Stored data entries:
▽

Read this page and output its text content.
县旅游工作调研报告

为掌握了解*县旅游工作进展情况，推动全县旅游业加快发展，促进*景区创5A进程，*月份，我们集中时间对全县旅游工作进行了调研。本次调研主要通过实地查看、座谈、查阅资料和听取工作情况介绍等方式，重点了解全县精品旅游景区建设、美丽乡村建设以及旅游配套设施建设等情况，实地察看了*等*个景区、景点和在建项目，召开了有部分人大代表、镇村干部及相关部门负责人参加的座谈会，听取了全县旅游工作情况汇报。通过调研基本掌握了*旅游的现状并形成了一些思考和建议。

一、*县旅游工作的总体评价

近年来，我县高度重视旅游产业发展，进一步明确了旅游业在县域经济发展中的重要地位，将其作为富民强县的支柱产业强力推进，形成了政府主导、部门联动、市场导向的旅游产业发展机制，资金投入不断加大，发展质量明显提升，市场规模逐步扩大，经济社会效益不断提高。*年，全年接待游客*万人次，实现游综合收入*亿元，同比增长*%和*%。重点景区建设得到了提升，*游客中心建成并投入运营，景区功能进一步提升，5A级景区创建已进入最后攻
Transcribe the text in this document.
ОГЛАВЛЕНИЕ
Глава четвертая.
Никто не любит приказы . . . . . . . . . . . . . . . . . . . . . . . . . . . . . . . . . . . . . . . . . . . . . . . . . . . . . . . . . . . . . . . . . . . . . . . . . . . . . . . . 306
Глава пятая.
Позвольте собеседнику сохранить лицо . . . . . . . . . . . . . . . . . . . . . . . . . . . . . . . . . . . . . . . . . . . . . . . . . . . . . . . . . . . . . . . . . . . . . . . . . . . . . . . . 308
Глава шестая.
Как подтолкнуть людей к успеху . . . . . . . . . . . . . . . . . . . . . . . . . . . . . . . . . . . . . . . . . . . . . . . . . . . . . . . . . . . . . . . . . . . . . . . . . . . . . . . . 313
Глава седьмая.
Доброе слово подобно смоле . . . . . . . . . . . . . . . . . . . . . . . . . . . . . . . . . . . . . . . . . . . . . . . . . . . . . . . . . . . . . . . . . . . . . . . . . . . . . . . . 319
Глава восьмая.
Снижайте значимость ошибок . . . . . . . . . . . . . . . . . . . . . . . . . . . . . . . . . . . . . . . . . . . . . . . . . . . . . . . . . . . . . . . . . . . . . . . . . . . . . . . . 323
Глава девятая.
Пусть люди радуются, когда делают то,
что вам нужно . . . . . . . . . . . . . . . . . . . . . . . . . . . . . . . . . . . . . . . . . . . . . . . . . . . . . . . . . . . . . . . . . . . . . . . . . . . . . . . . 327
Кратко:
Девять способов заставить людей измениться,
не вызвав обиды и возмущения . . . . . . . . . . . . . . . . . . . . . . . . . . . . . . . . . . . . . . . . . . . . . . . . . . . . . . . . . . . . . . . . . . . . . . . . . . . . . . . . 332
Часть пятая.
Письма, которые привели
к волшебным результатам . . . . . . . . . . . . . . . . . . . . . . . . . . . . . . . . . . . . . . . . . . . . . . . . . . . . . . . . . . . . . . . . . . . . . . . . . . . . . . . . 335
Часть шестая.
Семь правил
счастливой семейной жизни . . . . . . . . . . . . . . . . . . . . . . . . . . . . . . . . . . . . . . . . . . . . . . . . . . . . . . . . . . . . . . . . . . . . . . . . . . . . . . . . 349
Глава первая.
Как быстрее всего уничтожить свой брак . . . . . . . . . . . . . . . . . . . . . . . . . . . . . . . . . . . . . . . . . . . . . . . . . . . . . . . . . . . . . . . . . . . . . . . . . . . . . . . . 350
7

△

> **Written problem**:
Each record above should be returned exactly as it appears.

> **Response**:
Read this page and output its text content.
县旅游工作调研报告

为掌握了解*县旅游工作进展情况，推动全县旅游业加快发展，促进*景区创5A进程，*月份，我们集中时间对全县旅游工作进行了调研。本次调研主要通过实地查看、座谈、查阅资料和听取工作情况介绍等方式，重点了解全县精品旅游景区建设、美丽乡村建设以及旅游配套设施建设等情况，实地察看了*等*个景区、景点和在建项目，召开了有部分人大代表、镇村干部及相关部门负责人参加的座谈会，听取了全县旅游工作情况汇报。通过调研基本掌握了*旅游的现状并形成了一些思考和建议。

一、*县旅游工作的总体评价

近年来，我县高度重视旅游产业发展，进一步明确了旅游业在县域经济发展中的重要地位，将其作为富民强县的支柱产业强力推进，形成了政府主导、部门联动、市场导向的旅游产业发展机制，资金投入不断加大，发展质量明显提升，市场规模逐步扩大，经济社会效益不断提高。*年，全年接待游客*万人次，实现游综合收入*亿元，同比增长*%和*%。重点景区建设得到了提升，*游客中心建成并投入运营，景区功能进一步提升，5A级景区创建已进入最后攻
Transcribe the text in this document.
ОГЛАВЛЕНИЕ
Глава четвертая.
Никто не любит приказы . . . . . . . . . . . . . . . . . . . . . . . . . . . . . . . . . . . . . . . . . . . . . . . . . . . . . . . . . . . . . . . . . . . . . . . . . . . . . . . . 306
Глава пятая.
Позвольте собеседнику сохранить лицо . . . . . . . . . . . . . . . . . . . . . . . . . . . . . . . . . . . . . . . . . . . . . . . . . . . . . . . . . . . . . . . . . . . . . . . . . . . . . . . . 308
Глава шестая.
Как подтолкнуть людей к успеху . . . . . . . . . . . . . . . . . . . . . . . . . . . . . . . . . . . . . . . . . . . . . . . . . . . . . . . . . . . . . . . . . . . . . . . . . . . . . . . . 313
Глава седьмая.
Доброе слово подобно смоле . . . . . . . . . . . . . . . . . . . . . . . . . . . . . . . . . . . . . . . . . . . . . . . . . . . . . . . . . . . . . . . . . . . . . . . . . . . . . . . . 319
Глава восьмая.
Снижайте значимость ошибок . . . . . . . . . . . . . . . . . . . . . . . . . . . . . . . . . . . . . . . . . . . . . . . . . . . . . . . . . . . . . . . . . . . . . . . . . . . . . . . . 323
Глава девятая.
Пусть люди радуются, когда делают то,
что вам нужно . . . . . . . . . . . . . . . . . . . . . . . . . . . . . . . . . . . . . . . . . . . . . . . . . . . . . . . . . . . . . . . . . . . . . . . . . . . . . . . . 327
Кратко:
Девять способов заставить людей измениться,
не вызвав обиды и возмущения . . . . . . . . . . . . . . . . . . . . . . . . . . . . . . . . . . . . . . . . . . . . . . . . . . . . . . . . . . . . . . . . . . . . . . . . . . . . . . . . 332
Часть пятая.
Письма, которые привели
к волшебным результатам . . . . . . . . . . . . . . . . . . . . . . . . . . . . . . . . . . . . . . . . . . . . . . . . . . . . . . . . . . . . . . . . . . . . . . . . . . . . . . . . 335
Часть шестая.
Семь правил
счастливой семейной жизни . . . . . . . . . . . . . . . . . . . . . . . . . . . . . . . . . . . . . . . . . . . . . . . . . . . . . . . . . . . . . . . . . . . . . . . . . . . . . . . . 349
Глава первая.
Как быстрее всего уничтожить свой брак . . . . . . . . . . . . . . . . . . . . . . . . . . . . . . . . . . . . . . . . . . . . . . . . . . . . . . . . . . . . . . . . . . . . . . . . . . . . . . . . 350
7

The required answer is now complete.